* What you are asked to do:
Could you extract every entry below and reproduce it exactly?

* Given data:
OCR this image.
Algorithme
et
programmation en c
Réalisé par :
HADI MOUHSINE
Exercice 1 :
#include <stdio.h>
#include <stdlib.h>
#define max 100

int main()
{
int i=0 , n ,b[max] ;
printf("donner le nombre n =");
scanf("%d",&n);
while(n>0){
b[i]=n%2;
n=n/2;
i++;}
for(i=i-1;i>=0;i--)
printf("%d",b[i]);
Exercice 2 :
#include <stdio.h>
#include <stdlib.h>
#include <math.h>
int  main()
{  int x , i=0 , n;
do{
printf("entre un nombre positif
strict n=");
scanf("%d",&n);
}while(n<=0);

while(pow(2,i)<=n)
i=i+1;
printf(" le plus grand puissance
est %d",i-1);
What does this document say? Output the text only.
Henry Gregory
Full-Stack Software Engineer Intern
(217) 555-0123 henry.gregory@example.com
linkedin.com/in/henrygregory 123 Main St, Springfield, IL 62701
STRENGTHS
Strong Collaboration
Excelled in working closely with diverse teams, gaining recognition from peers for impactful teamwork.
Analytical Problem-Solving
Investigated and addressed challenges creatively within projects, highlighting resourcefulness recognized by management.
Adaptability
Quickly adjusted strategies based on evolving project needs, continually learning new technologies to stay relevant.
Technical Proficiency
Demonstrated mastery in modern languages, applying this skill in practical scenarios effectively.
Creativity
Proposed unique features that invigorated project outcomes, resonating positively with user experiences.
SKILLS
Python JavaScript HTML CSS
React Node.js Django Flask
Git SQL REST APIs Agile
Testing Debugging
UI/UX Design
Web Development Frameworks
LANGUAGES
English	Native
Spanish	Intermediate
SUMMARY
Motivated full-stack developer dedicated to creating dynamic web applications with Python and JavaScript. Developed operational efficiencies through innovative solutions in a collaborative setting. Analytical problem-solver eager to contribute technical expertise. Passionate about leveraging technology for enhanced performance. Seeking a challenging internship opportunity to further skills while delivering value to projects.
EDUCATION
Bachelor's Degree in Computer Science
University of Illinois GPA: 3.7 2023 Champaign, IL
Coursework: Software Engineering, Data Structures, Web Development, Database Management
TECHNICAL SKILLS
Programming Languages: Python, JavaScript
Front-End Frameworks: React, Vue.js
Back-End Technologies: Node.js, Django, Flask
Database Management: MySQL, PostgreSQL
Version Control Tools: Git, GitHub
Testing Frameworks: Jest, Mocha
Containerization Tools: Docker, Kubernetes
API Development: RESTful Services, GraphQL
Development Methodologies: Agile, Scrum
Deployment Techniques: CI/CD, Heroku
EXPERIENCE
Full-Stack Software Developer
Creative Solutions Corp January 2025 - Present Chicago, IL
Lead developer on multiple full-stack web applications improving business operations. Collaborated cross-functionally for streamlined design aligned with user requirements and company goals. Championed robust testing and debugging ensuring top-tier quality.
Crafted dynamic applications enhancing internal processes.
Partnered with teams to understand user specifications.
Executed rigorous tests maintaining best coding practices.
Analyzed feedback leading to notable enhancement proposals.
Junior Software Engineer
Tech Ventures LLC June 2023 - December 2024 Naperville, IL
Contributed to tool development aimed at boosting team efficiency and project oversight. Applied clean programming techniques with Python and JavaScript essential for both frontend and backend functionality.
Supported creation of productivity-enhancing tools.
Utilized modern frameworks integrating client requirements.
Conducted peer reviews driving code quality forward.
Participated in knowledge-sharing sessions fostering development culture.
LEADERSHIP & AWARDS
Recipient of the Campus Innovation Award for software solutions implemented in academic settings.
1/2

* Result below:
OCR this image.
Algorithme
et
programmation en c
Réalisé par :
HADI MOUHSINE
Exercice 1 :
#include <stdio.h>
#include <stdlib.h>
#define max 100

int main()
{
int i=0 , n ,b[max] ;
printf("donner le nombre n =");
scanf("%d",&n);
while(n>0){
b[i]=n%2;
n=n/2;
i++;}
for(i=i-1;i>=0;i--)
printf("%d",b[i]);
Exercice 2 :
#include <stdio.h>
#include <stdlib.h>
#include <math.h>
int  main()
{  int x , i=0 , n;
do{
printf("entre un nombre positif
strict n=");
scanf("%d",&n);
}while(n<=0);

while(pow(2,i)<=n)
i=i+1;
printf(" le plus grand puissance
est %d",i-1);
What does this document say? Output the text only.
Henry Gregory
Full-Stack Software Engineer Intern
(217) 555-0123 henry.gregory@example.com
linkedin.com/in/henrygregory 123 Main St, Springfield, IL 62701
STRENGTHS
Strong Collaboration
Excelled in working closely with diverse teams, gaining recognition from peers for impactful teamwork.
Analytical Problem-Solving
Investigated and addressed challenges creatively within projects, highlighting resourcefulness recognized by management.
Adaptability
Quickly adjusted strategies based on evolving project needs, continually learning new technologies to stay relevant.
Technical Proficiency
Demonstrated mastery in modern languages, applying this skill in practical scenarios effectively.
Creativity
Proposed unique features that invigorated project outcomes, resonating positively with user experiences.
SKILLS
Python JavaScript HTML CSS
React Node.js Django Flask
Git SQL REST APIs Agile
Testing Debugging
UI/UX Design
Web Development Frameworks
LANGUAGES
English	Native
Spanish	Intermediate
SUMMARY
Motivated full-stack developer dedicated to creating dynamic web applications with Python and JavaScript. Developed operational efficiencies through innovative solutions in a collaborative setting. Analytical problem-solver eager to contribute technical expertise. Passionate about leveraging technology for enhanced performance. Seeking a challenging internship opportunity to further skills while delivering value to projects.
EDUCATION
Bachelor's Degree in Computer Science
University of Illinois GPA: 3.7 2023 Champaign, IL
Coursework: Software Engineering, Data Structures, Web Development, Database Management
TECHNICAL SKILLS
Programming Languages: Python, JavaScript
Front-End Frameworks: React, Vue.js
Back-End Technologies: Node.js, Django, Flask
Database Management: MySQL, PostgreSQL
Version Control Tools: Git, GitHub
Testing Frameworks: Jest, Mocha
Containerization Tools: Docker, Kubernetes
API Development: RESTful Services, GraphQL
Development Methodologies: Agile, Scrum
Deployment Techniques: CI/CD, Heroku
EXPERIENCE
Full-Stack Software Developer
Creative Solutions Corp January 2025 - Present Chicago, IL
Lead developer on multiple full-stack web applications improving business operations. Collaborated cross-functionally for streamlined design aligned with user requirements and company goals. Championed robust testing and debugging ensuring top-tier quality.
Crafted dynamic applications enhancing internal processes.
Partnered with teams to understand user specifications.
Executed rigorous tests maintaining best coding practices.
Analyzed feedback leading to notable enhancement proposals.
Junior Software Engineer
Tech Ventures LLC June 2023 - December 2024 Naperville, IL
Contributed to tool development aimed at boosting team efficiency and project oversight. Applied clean programming techniques with Python and JavaScript essential for both frontend and backend functionality.
Supported creation of productivity-enhancing tools.
Utilized modern frameworks integrating client requirements.
Conducted peer reviews driving code quality forward.
Participated in knowledge-sharing sessions fostering development culture.
LEADERSHIP & AWARDS
Recipient of the Campus Innovation Award for software solutions implemented in academic settings.
1/2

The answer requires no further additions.